Will you output the entries below exactly, skipping every image they contain?
>> Begin Recorded data
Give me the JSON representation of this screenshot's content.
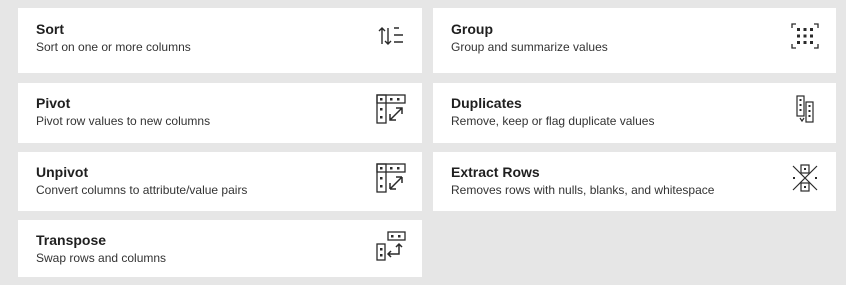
{
  "cards": [
    {
      "title": "Sort",
      "description": "Sort on one or more columns",
      "icon": "sort-icon"
    },
    {
      "title": "Group",
      "description": "Group and summarize values",
      "icon": "group-icon"
    },
    {
      "title": "Pivot",
      "description": "Pivot row values to new columns",
      "icon": "pivot-icon"
    },
    {
      "title": "Duplicates",
      "description": "Remove, keep or flag duplicate values",
      "icon": "duplicates-icon"
    },
    {
      "title": "Unpivot",
      "description": "Convert columns to attribute/value pairs",
      "icon": "unpivot-icon"
    },
    {
      "title": "Extract Rows",
      "description": "Removes rows with nulls, blanks, and whitespace",
      "icon": "extract-rows-icon"
    },
    {
      "title": "Transpose",
      "description": "Swap rows and columns",
      "icon": "transpose-icon"
    }
  ],
  "colors": {
    "background": "#e6e6e6",
    "card": "#ffffff",
    "icon": "#2a2a2a",
    "accent": "#1a73b8"
  }
}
>> End Recorded data
| Task output |
Give me the JSON representation of this screenshot's content.
{
  "cards": [
    {
      "title": "Sort",
      "description": "Sort on one or more columns",
      "icon": "sort-icon"
    },
    {
      "title": "Group",
      "description": "Group and summarize values",
      "icon": "group-icon"
    },
    {
      "title": "Pivot",
      "description": "Pivot row values to new columns",
      "icon": "pivot-icon"
    },
    {
      "title": "Duplicates",
      "description": "Remove, keep or flag duplicate values",
      "icon": "duplicates-icon"
    },
    {
      "title": "Unpivot",
      "description": "Convert columns to attribute/value pairs",
      "icon": "unpivot-icon"
    },
    {
      "title": "Extract Rows",
      "description": "Removes rows with nulls, blanks, and whitespace",
      "icon": "extract-rows-icon"
    },
    {
      "title": "Transpose",
      "description": "Swap rows and columns",
      "icon": "transpose-icon"
    }
  ],
  "colors": {
    "background": "#e6e6e6",
    "card": "#ffffff",
    "icon": "#2a2a2a",
    "accent": "#1a73b8"
  }
}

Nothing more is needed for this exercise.